== The records ==

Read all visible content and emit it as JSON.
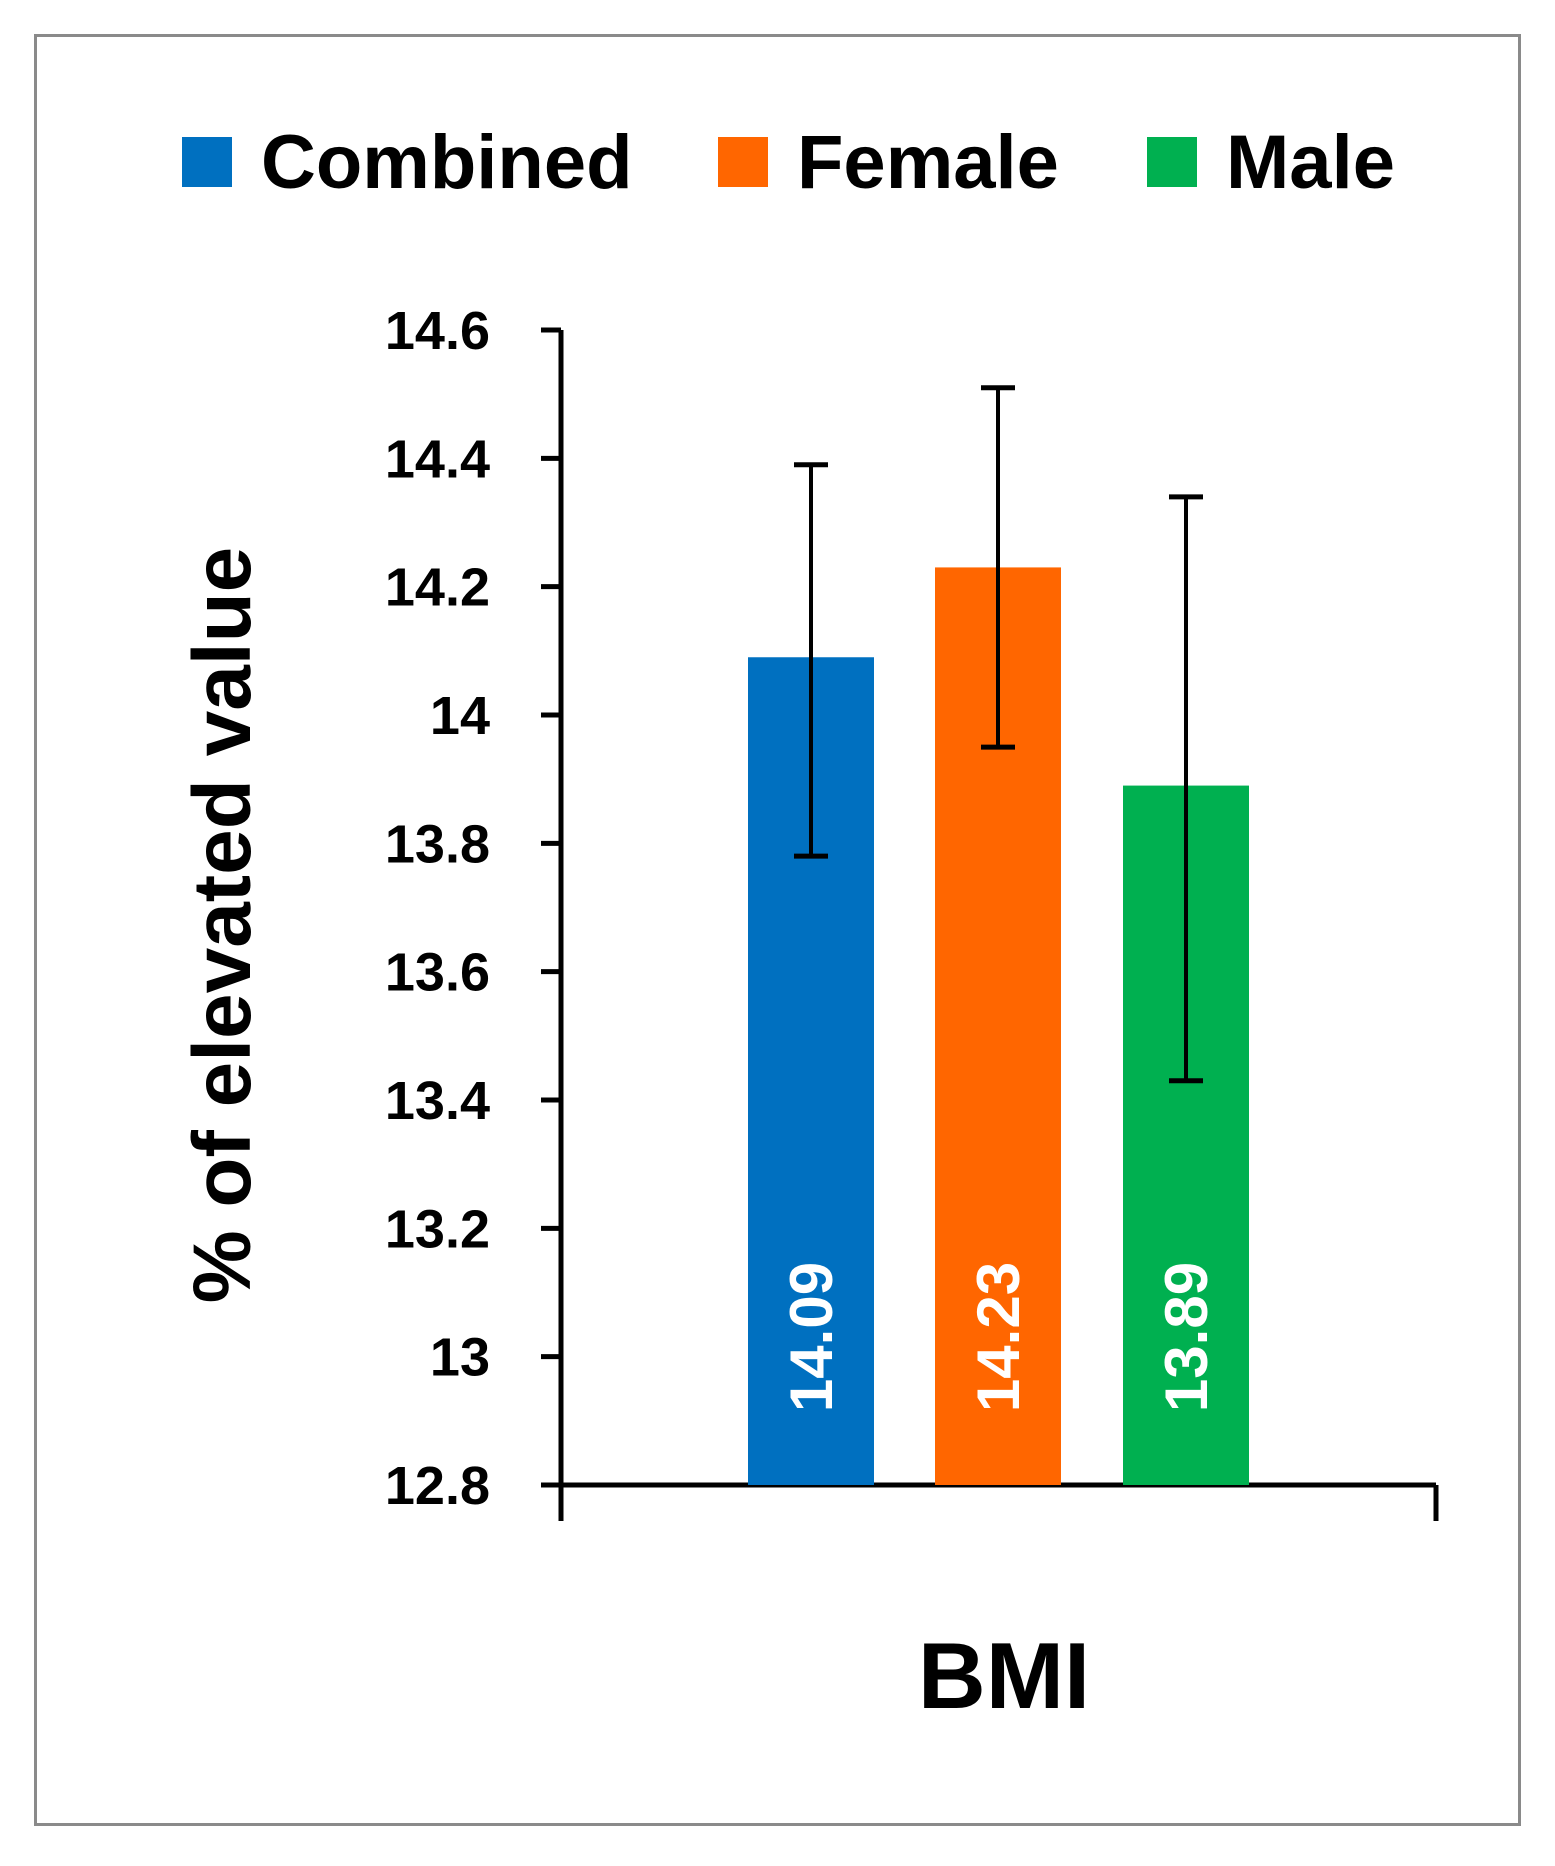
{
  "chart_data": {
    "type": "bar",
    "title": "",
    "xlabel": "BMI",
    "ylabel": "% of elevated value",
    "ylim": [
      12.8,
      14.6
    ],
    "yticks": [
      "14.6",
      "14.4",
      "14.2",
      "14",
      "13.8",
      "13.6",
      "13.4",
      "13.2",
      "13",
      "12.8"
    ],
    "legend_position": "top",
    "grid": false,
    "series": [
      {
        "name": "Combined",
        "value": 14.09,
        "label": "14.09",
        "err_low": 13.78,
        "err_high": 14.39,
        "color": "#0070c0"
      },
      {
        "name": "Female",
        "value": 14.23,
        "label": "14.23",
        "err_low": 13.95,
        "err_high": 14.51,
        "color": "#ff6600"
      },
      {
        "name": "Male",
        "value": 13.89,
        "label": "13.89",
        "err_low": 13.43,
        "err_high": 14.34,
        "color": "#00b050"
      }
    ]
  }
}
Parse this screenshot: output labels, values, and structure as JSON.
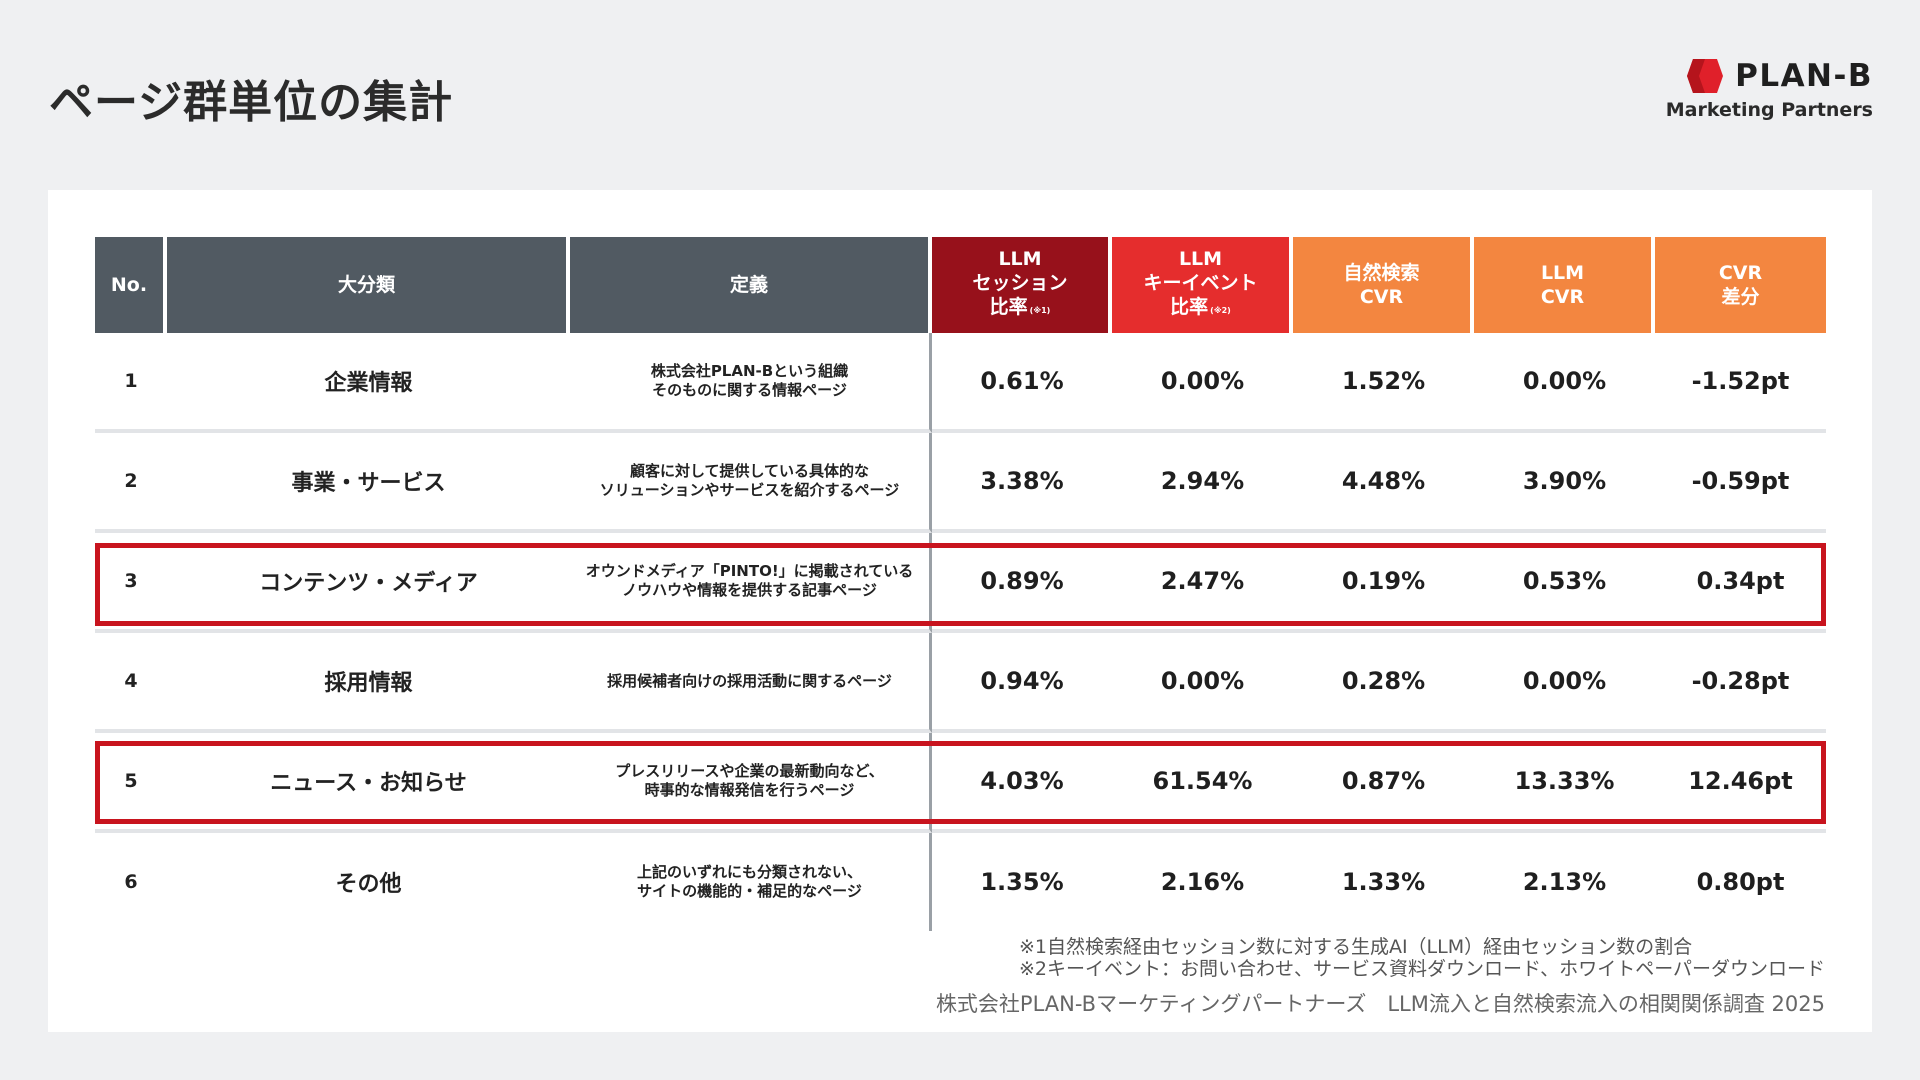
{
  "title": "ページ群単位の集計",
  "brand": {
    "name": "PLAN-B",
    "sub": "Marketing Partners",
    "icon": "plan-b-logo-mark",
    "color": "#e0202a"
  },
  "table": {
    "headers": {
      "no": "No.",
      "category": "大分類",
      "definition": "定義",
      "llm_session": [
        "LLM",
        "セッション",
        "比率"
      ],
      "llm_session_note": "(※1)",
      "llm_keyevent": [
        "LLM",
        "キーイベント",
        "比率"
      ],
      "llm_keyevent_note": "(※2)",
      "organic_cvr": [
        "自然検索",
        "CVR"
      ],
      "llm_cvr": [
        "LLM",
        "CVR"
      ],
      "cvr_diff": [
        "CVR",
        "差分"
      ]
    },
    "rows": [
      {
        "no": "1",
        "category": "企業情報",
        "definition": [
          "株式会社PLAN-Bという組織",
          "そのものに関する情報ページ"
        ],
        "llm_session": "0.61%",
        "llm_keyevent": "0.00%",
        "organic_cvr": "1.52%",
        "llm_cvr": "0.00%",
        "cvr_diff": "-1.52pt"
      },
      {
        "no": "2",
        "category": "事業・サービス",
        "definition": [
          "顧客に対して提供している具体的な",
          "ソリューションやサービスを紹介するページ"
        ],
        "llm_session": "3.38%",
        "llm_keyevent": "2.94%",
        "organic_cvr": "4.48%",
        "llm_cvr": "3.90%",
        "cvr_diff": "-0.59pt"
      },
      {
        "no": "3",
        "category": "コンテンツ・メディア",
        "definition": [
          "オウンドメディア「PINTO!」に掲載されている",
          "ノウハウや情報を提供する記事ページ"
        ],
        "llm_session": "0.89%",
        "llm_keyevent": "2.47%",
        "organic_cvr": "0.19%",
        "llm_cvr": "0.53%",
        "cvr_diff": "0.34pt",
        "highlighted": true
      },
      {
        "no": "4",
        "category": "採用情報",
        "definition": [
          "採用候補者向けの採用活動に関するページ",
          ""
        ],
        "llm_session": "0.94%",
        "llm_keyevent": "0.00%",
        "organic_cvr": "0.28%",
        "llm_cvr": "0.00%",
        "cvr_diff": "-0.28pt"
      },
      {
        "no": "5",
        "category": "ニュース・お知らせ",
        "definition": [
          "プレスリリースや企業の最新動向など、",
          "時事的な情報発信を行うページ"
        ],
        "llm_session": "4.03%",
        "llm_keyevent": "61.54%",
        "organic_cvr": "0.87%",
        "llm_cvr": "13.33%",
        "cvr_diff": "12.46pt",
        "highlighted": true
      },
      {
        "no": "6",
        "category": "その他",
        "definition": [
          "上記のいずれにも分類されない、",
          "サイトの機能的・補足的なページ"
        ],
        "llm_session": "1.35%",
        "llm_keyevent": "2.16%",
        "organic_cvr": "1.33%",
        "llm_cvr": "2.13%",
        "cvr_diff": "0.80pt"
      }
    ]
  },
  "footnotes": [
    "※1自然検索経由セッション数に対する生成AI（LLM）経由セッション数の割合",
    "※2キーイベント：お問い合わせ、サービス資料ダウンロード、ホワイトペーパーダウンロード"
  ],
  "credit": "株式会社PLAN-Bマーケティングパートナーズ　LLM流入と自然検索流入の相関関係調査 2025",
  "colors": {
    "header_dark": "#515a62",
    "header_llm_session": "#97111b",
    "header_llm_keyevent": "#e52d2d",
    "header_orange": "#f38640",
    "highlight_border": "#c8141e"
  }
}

===

Exercise brief | Of the lines in the records, determine how many contain the word "name", and report that number alone.

Result of this task | 4